▶ _Information provided_

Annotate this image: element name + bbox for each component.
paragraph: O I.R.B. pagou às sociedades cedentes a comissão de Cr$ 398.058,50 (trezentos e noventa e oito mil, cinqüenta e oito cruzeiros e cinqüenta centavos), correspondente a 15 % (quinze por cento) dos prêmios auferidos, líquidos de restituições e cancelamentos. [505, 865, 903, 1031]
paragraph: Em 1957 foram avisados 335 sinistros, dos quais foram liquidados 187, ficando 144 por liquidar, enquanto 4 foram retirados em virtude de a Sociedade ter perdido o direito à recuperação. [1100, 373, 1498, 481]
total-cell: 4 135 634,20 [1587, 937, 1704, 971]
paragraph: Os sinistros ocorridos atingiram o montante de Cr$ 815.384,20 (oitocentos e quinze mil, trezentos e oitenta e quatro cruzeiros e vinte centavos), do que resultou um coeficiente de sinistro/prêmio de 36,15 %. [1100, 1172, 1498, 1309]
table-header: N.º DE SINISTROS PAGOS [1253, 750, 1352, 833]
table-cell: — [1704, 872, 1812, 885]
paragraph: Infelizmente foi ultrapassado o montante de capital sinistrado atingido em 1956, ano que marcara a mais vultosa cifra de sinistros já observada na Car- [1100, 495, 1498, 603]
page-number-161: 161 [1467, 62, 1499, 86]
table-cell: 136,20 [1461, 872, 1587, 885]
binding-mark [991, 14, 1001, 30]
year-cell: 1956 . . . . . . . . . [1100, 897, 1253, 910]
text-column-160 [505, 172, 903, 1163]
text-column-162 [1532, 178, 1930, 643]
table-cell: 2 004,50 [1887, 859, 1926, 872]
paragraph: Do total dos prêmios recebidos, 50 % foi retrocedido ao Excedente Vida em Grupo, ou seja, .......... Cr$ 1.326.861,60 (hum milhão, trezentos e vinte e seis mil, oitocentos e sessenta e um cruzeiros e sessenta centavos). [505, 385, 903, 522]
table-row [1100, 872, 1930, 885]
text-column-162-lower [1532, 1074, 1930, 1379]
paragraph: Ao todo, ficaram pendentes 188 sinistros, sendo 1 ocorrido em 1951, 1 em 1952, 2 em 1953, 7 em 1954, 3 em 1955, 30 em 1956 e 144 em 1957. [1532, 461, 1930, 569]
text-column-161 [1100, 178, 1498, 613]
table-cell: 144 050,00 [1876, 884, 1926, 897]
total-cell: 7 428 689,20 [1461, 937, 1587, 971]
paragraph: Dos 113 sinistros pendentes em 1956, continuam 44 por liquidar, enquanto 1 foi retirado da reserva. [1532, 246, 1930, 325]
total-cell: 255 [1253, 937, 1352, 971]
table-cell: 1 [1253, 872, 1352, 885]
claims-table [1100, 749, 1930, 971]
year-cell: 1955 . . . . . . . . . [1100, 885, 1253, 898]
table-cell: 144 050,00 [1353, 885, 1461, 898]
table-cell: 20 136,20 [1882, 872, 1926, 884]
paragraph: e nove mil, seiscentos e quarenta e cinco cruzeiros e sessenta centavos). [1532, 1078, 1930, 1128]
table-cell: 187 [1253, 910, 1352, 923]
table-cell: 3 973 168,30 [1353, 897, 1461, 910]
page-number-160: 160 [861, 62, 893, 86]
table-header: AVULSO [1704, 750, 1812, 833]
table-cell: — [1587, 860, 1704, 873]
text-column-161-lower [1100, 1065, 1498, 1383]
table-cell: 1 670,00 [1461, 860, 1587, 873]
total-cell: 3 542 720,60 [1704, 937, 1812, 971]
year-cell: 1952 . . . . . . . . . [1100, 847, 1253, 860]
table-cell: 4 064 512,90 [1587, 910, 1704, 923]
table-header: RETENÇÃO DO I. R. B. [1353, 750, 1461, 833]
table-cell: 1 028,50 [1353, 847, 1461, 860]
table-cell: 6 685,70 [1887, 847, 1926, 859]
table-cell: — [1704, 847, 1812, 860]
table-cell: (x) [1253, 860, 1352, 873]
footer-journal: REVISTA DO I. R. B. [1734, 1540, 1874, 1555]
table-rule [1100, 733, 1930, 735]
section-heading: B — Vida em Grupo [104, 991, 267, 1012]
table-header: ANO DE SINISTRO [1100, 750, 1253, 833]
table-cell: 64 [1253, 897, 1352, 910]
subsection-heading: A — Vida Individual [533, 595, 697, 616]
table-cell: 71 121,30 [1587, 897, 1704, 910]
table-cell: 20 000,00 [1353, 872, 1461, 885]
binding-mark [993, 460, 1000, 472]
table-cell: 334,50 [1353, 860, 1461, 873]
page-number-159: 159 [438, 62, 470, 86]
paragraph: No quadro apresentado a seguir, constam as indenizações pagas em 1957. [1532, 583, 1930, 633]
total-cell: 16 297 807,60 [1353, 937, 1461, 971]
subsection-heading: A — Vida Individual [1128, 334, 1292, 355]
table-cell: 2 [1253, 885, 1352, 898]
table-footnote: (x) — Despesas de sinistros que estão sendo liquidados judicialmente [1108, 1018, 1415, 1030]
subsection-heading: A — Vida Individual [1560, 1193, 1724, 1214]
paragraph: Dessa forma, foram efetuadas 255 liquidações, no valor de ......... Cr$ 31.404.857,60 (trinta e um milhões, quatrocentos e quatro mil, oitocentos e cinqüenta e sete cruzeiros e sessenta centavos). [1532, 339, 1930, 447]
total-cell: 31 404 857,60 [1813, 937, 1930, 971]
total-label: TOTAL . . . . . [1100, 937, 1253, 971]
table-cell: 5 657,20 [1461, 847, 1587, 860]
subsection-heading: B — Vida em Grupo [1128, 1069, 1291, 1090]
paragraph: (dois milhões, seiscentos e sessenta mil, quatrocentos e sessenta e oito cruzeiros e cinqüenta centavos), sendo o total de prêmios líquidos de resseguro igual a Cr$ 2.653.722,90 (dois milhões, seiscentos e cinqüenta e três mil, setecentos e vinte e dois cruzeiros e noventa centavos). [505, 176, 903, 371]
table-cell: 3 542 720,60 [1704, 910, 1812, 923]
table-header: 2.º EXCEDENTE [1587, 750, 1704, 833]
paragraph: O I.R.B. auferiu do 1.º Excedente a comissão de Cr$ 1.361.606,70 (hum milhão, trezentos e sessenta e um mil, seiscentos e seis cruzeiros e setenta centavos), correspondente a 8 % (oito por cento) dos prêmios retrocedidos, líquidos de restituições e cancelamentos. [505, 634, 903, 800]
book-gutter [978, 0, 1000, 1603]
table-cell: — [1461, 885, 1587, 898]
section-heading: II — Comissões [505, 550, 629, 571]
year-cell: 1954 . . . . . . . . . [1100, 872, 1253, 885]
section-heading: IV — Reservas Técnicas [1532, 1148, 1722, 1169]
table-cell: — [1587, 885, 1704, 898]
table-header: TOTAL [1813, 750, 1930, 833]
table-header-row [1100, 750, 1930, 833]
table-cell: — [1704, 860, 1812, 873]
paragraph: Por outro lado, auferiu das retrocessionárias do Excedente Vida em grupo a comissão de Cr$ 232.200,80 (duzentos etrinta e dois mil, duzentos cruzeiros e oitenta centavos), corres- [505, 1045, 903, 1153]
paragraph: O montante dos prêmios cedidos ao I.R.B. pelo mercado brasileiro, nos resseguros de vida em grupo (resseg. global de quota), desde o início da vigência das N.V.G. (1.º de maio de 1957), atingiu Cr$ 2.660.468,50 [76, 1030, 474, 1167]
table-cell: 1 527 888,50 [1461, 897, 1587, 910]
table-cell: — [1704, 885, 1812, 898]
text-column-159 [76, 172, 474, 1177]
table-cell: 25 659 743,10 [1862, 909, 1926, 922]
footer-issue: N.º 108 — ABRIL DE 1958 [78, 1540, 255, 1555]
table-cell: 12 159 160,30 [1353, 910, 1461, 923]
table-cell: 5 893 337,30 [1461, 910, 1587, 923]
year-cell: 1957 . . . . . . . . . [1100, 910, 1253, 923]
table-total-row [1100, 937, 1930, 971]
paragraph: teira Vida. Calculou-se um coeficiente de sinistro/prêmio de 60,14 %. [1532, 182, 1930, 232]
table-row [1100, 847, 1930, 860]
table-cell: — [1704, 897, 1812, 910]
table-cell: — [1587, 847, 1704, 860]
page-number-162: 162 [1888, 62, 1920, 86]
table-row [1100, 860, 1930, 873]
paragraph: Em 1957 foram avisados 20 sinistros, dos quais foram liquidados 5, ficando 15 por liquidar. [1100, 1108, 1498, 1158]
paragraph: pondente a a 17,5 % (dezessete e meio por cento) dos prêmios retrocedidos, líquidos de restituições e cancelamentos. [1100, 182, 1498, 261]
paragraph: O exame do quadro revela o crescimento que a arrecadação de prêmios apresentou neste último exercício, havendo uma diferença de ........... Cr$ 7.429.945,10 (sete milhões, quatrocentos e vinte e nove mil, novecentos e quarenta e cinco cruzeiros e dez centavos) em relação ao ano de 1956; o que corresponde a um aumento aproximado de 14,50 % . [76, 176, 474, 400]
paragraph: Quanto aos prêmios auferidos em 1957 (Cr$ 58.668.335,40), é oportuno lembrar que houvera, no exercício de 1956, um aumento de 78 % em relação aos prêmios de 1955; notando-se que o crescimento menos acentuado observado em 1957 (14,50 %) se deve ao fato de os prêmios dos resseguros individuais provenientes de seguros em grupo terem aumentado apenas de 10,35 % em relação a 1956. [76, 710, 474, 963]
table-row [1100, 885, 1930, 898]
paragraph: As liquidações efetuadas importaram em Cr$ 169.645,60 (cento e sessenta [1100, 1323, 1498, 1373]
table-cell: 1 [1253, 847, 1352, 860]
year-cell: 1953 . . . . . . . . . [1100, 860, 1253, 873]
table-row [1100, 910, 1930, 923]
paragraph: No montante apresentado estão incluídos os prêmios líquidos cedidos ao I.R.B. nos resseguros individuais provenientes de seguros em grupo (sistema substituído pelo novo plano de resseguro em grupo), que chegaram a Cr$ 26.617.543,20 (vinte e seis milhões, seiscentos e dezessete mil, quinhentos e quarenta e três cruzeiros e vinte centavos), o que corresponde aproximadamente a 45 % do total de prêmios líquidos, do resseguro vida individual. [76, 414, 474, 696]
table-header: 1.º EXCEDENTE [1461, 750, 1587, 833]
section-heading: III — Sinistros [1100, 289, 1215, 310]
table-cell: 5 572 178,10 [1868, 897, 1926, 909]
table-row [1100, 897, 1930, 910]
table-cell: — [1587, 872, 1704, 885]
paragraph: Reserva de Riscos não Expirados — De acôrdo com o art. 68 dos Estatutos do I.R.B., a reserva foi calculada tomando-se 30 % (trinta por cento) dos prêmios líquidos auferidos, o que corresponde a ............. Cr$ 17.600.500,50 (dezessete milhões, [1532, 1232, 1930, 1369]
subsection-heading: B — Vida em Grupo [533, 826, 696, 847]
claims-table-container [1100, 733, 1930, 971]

▶ _What the task asks_
Quote the entries from the start through the line containing "total-cell: 4 135", reproducing each line word for word.

▶ _Output below_
Annotate this image: element name + bbox for each component.
paragraph: O I.R.B. pagou às sociedades cedentes a comissão de Cr$ 398.058,50 (trezentos e noventa e oito mil, cinqüenta e oito cruzeiros e cinqüenta centavos), correspondente a 15 % (quinze por cento) dos prêmios auferidos, líquidos de restituições e cancelamentos. [505, 865, 903, 1031]
paragraph: Em 1957 foram avisados 335 sinistros, dos quais foram liquidados 187, ficando 144 por liquidar, enquanto 4 foram retirados em virtude de a Sociedade ter perdido o direito à recuperação. [1100, 373, 1498, 481]
total-cell: 4 135 634,20 [1587, 937, 1704, 971]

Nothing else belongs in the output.